** Start Text passage **

Section 288.060.3 provides for “a partial benefit” to “each eligible insured worker” who is “partially unemployed in any week.” The commission found that Fitzpatrick “was partially employed (sic) from January 13, 1980 until February 9, 1980. During that time he actively and earnestly sought full time work and he was able to work. It *532is found, therefore, that claimant is eligible for benefits for the period January 13, 1980 to February 9, 1980.” The commission also found: “During this period the claimant was given some work by [the school district] and the claimant reported all earnings to the division.” According to the school records, received into evidence as an exhibit by the commission, Fitzpatrick worked six days, for the school district, between January 19, 1980 and February 14, 1980.
The school district, at the various levels of the proceedings below, did not question Fitzpatrick’s status as an “insured worker.” The school district, however, has maintained that Fitzpatrick is not eligible for benefits, that he was not unemployed or partially unemployed, and that he voluntarily quit his work “without good cause.”
Even if Fitzpatrick, during the days he was not called to duty by the school district, was to be deemed “unemployed,” under § 288.040.1(2) he was entitled to benefits only on a finding that “he is able to work and is available for work.” That statute also provides “that no person shall be deemed available for work unless he has been and is actively and earnestly seeking work.”
Section 288.050.1(1) disqualifies a claimant from benefits until after he has earned wages equal to 10 times his weekly benefit amount if the deputy finds “that he has left his work voluntarily without good cause attributable to his work or to his employer.” That disqualification is subject to certain exceptions not applicable here.

** End Text passage **
** Start Data **

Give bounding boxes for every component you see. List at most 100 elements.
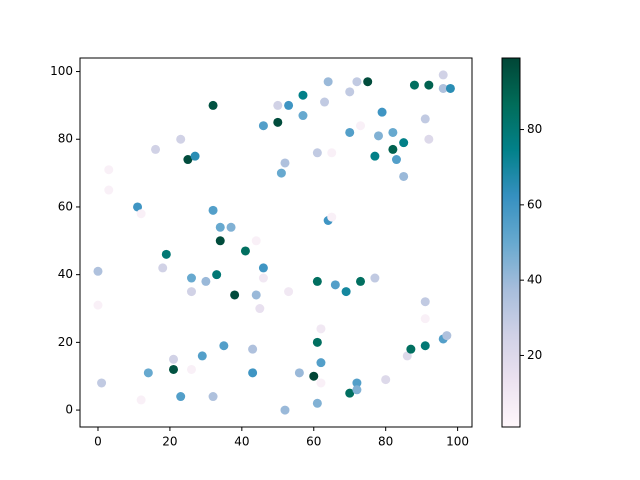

** End Data **

Write out the unemployment benefits passage word for word, from "Even if Fitzpatrick, during" up to and including "not applicable here.".

Even if Fitzpatrick, during the days he was not called to duty by the school district, was to be deemed “unemployed,” under § 288.040.1(2) he was entitled to benefits only on a finding that “he is able to work and is available for work.” That statute also provides “that no person shall be deemed available for work unless he has been and is actively and earnestly seeking work.”
Section 288.050.1(1) disqualifies a claimant from benefits until after he has earned wages equal to 10 times his weekly benefit amount if the deputy finds “that he has left his work voluntarily without good cause attributable to his work or to his employer.” That disqualification is subject to certain exceptions not applicable here.